### [Work to do]
Search the records for "Leave" and copy each line that holds it.

### [Data provided]
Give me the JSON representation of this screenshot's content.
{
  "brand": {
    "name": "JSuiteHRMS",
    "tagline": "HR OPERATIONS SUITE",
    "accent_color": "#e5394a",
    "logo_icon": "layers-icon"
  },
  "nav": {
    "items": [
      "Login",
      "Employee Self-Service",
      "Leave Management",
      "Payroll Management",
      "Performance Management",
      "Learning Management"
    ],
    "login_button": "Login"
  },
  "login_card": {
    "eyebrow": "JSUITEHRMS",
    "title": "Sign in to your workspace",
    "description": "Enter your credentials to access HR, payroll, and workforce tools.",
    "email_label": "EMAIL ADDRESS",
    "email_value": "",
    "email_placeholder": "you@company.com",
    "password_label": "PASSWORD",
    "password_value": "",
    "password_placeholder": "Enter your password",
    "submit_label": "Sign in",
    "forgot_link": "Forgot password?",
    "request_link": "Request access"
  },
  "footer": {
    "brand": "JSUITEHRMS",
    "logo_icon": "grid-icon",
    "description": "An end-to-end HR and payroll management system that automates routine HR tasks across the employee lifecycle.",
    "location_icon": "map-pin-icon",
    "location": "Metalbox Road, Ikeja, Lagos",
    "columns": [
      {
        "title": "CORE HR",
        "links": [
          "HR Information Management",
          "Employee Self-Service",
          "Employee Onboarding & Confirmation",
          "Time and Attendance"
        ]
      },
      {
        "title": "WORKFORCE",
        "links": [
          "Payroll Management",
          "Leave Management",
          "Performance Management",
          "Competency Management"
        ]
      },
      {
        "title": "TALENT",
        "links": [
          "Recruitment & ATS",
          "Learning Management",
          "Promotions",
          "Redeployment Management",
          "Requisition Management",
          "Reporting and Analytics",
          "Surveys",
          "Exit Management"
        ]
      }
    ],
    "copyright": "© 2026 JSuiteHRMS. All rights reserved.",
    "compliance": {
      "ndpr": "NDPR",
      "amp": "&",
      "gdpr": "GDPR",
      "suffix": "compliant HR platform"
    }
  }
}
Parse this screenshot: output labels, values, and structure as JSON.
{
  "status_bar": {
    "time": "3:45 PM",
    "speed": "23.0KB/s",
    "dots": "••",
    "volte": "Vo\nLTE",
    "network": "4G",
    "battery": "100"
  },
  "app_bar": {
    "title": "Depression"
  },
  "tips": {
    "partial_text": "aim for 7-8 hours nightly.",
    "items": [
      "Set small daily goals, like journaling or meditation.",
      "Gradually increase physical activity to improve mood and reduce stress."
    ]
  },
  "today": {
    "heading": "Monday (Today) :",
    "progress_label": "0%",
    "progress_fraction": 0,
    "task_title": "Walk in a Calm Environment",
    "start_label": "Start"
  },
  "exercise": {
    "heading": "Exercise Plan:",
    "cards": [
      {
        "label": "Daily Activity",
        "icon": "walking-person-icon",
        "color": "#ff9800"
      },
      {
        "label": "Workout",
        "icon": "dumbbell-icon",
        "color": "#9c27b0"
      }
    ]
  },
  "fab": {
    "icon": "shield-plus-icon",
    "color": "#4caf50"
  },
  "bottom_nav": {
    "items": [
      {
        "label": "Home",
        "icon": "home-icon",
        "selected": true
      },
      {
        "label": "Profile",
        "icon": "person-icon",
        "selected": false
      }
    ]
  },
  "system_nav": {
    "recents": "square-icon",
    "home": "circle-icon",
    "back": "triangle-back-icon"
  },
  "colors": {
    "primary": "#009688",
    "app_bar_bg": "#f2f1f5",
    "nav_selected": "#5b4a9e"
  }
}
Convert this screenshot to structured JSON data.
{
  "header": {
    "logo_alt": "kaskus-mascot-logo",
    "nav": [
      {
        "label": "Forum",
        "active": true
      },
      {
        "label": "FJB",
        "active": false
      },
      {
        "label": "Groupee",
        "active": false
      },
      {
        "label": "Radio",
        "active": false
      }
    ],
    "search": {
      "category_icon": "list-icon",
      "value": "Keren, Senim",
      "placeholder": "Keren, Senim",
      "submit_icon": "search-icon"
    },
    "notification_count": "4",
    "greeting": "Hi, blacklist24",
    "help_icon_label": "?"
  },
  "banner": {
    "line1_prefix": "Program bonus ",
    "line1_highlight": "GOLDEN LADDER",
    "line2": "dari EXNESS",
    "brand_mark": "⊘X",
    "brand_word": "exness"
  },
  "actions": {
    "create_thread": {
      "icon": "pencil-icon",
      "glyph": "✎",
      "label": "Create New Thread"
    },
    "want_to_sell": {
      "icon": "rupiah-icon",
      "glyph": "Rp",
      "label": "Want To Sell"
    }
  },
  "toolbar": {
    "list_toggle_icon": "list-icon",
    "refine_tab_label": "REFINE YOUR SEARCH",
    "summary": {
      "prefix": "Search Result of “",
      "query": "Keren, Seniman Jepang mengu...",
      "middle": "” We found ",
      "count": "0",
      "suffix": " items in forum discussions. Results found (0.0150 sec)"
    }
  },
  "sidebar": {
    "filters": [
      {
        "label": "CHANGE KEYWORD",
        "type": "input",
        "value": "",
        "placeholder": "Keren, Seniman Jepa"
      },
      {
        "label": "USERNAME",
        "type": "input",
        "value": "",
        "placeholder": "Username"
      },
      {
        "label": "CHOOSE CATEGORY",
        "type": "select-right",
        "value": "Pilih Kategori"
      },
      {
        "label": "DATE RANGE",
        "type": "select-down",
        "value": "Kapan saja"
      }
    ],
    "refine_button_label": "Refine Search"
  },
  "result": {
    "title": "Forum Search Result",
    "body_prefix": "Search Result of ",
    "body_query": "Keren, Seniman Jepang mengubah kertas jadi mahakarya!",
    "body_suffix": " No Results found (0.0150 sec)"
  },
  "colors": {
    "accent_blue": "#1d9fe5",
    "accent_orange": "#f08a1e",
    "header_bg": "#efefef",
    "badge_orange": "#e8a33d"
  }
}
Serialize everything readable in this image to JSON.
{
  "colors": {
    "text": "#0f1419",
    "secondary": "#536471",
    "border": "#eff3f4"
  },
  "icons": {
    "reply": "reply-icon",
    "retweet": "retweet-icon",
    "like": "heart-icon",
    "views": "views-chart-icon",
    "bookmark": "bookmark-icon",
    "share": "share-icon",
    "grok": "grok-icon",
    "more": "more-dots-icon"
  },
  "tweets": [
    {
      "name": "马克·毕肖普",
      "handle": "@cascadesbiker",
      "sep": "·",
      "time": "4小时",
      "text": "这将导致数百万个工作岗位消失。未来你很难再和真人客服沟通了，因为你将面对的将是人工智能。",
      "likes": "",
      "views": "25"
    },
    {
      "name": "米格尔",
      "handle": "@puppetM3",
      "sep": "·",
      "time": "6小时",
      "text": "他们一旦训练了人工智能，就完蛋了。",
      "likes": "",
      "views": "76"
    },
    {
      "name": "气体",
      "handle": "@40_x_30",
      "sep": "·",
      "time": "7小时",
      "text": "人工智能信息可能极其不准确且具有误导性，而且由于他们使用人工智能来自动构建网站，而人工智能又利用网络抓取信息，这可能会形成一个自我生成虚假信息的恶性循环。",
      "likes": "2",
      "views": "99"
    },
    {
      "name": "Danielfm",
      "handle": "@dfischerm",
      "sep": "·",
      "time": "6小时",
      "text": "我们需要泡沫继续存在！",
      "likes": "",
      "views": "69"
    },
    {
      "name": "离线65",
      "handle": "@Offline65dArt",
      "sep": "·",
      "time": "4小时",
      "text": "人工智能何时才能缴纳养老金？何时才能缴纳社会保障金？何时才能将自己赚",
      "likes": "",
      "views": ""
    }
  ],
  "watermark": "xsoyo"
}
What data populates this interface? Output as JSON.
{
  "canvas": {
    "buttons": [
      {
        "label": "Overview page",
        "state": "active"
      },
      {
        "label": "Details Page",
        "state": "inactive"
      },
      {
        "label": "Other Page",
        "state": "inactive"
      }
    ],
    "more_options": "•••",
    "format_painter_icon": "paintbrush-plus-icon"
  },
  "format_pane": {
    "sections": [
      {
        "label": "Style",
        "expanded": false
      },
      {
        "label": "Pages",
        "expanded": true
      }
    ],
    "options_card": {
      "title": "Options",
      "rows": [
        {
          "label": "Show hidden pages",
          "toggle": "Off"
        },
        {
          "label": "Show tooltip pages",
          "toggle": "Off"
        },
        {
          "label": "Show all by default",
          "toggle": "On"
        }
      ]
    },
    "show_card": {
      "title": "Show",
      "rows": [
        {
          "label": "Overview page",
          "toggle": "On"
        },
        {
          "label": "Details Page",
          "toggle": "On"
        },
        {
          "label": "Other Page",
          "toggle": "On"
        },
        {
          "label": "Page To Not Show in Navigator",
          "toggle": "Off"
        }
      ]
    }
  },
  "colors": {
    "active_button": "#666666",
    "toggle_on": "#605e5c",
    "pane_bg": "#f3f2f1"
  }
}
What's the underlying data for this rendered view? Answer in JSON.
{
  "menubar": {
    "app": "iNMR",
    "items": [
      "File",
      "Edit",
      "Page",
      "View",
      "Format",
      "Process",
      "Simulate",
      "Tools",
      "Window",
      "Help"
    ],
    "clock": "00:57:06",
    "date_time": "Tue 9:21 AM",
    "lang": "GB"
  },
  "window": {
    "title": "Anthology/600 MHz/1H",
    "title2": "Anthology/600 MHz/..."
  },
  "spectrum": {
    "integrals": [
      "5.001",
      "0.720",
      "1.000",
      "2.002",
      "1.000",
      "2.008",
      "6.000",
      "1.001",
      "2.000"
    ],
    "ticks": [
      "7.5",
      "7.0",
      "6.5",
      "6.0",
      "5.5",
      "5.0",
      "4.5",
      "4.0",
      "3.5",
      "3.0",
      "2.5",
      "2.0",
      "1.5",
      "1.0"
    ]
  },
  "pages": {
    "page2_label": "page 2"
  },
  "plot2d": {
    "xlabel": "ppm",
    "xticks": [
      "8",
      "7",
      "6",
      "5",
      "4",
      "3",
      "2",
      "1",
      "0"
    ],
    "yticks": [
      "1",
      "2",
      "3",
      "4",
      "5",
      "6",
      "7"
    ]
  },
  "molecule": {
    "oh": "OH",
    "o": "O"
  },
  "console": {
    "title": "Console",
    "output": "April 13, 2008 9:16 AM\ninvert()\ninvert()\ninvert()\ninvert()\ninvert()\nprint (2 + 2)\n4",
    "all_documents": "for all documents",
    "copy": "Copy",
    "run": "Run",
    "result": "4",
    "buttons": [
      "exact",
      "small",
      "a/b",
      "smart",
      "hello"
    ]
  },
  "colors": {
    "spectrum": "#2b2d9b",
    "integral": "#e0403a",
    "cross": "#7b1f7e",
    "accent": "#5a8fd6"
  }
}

### [Exercise result]
      "Leave Management",
          "Leave Management",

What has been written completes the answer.